WRITTEN TASK - Each line that holds the word "Fits" counts once; give the total number of such lines and nothing else.

>> start DATA EXCERPTS

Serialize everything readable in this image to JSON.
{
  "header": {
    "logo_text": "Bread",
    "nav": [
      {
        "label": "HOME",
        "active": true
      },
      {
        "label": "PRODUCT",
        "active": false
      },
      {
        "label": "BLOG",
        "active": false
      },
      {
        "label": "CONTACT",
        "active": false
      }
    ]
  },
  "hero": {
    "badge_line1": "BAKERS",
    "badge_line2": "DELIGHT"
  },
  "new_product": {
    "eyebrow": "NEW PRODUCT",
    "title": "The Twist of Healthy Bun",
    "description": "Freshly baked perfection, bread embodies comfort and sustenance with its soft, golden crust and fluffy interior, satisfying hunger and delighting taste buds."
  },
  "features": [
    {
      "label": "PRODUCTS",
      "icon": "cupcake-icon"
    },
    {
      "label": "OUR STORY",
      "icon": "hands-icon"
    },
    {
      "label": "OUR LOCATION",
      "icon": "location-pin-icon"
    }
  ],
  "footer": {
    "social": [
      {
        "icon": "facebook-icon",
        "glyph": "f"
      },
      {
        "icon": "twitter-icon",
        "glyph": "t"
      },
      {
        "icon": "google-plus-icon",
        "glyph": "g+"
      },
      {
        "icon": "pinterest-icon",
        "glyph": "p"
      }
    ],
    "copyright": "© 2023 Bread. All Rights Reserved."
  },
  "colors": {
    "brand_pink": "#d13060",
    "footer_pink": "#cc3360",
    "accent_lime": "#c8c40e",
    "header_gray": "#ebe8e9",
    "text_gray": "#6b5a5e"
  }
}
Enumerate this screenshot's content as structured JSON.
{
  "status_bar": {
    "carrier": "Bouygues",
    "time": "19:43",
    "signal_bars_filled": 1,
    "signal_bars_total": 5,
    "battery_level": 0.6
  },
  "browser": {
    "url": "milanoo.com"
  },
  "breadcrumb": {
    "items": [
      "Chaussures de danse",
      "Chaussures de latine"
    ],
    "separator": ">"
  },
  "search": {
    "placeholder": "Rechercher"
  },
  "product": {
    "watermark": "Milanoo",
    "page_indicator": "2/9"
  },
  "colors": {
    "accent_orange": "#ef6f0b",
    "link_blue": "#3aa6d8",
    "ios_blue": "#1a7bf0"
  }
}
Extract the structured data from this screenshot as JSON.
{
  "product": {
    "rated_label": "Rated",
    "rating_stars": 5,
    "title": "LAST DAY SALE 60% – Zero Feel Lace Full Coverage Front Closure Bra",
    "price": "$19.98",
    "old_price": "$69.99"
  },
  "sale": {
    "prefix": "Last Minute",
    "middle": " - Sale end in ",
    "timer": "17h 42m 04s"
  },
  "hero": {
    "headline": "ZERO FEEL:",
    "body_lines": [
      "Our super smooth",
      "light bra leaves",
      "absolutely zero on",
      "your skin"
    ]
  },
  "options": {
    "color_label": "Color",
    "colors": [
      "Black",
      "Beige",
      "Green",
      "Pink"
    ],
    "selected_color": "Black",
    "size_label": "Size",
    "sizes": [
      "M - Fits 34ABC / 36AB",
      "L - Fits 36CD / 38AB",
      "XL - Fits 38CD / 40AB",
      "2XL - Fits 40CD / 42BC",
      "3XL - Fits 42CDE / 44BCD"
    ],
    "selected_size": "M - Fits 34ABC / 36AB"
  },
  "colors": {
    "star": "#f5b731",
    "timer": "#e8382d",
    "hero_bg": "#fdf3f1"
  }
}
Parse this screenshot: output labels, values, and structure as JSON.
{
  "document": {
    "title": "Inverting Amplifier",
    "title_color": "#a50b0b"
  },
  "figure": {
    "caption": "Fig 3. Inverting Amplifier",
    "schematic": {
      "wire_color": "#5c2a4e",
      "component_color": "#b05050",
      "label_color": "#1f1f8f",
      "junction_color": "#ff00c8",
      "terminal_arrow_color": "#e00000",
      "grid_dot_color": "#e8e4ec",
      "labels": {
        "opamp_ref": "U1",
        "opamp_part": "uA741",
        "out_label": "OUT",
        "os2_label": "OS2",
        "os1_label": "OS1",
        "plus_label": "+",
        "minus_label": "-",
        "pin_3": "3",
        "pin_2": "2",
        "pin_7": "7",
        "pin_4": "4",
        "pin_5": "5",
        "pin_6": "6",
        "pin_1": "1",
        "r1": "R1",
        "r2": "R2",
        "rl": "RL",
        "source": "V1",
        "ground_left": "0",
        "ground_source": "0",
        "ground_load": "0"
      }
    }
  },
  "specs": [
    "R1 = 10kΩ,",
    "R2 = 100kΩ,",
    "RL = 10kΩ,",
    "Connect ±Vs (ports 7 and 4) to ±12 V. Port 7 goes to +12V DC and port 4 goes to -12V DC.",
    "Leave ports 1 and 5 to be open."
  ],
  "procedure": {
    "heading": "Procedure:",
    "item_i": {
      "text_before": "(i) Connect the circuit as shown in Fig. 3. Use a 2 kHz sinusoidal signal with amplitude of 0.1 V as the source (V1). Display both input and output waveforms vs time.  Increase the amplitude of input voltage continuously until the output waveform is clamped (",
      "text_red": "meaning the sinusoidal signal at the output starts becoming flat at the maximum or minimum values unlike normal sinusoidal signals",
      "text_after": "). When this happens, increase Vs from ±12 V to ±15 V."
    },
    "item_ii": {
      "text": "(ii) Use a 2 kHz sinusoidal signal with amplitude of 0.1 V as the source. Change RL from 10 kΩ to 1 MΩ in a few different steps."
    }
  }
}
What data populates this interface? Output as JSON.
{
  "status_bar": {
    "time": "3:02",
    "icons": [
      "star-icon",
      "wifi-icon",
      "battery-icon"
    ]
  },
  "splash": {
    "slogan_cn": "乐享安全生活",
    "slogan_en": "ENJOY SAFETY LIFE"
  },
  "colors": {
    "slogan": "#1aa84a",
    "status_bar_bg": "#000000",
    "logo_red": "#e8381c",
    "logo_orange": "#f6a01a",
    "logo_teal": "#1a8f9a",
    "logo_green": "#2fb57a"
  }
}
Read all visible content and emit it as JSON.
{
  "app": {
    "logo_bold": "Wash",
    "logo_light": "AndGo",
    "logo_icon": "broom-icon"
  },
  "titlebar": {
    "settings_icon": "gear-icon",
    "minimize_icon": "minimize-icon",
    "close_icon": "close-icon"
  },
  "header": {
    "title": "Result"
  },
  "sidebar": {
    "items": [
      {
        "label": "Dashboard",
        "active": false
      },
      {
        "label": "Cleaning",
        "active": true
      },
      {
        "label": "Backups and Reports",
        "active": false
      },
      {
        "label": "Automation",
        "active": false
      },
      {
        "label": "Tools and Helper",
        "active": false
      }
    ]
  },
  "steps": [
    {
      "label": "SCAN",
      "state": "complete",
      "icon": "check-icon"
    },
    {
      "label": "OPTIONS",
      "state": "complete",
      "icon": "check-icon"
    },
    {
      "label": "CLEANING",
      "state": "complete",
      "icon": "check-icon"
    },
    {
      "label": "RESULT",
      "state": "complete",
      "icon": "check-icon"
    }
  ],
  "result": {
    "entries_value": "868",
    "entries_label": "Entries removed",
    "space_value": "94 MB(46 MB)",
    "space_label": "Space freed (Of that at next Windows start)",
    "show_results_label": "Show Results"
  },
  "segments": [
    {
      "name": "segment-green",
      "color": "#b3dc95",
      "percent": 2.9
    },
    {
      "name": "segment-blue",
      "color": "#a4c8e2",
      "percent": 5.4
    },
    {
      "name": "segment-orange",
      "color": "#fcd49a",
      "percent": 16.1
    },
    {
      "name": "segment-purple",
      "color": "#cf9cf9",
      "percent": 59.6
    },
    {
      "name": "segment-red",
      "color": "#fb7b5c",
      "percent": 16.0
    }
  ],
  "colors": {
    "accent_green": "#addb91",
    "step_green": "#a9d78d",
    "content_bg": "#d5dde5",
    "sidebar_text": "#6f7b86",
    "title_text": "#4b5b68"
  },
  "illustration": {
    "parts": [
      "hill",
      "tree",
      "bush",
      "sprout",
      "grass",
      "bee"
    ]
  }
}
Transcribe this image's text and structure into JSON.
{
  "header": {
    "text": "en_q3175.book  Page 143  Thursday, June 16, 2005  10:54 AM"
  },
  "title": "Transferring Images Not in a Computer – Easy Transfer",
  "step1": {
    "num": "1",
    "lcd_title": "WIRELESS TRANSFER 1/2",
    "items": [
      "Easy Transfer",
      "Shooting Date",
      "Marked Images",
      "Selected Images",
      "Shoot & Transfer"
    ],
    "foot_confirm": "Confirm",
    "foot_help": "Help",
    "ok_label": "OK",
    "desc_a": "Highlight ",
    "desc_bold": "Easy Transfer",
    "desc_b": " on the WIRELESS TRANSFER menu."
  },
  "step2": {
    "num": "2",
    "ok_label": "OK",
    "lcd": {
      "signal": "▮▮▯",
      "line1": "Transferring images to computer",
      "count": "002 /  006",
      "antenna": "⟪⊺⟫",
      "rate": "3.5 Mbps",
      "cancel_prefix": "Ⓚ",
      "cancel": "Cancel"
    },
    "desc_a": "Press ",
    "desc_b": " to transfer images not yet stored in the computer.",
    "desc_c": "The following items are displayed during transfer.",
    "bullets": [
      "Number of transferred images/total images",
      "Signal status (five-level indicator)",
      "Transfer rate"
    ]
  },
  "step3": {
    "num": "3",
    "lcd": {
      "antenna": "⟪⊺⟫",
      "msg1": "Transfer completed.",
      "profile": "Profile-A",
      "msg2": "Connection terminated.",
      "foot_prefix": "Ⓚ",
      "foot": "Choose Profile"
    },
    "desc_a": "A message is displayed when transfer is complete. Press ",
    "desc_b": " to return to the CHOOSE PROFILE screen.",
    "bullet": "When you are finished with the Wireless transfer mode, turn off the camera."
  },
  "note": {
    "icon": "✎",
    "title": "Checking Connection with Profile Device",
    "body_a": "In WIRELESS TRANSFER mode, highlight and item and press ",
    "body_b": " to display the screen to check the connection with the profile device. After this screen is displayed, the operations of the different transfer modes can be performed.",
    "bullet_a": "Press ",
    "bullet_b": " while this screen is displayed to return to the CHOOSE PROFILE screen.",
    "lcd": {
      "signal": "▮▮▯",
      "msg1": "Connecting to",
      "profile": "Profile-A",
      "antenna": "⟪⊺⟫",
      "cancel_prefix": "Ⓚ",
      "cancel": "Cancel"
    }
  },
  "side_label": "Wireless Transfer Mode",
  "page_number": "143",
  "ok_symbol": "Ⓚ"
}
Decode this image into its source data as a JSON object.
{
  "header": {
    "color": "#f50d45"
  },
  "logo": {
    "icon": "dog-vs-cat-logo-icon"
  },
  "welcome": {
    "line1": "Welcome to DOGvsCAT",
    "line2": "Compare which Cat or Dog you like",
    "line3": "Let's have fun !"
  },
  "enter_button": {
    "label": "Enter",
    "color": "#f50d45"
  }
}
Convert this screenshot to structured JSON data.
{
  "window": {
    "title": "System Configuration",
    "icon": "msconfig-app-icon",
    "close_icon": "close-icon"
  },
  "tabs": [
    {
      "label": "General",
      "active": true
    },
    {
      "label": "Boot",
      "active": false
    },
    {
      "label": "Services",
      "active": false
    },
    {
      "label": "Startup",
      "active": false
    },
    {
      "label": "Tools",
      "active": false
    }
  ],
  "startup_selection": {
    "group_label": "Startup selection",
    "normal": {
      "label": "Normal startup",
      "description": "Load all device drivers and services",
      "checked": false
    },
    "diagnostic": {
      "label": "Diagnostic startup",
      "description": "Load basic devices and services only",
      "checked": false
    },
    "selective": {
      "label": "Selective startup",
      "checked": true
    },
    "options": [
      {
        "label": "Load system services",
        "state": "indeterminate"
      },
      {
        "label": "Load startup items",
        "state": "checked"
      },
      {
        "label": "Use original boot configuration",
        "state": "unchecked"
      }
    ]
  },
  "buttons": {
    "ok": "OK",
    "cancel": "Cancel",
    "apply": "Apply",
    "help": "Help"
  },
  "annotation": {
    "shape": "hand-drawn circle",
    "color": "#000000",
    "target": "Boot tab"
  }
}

>> end DATA EXCERPTS

WRITTEN SOLUTION - 6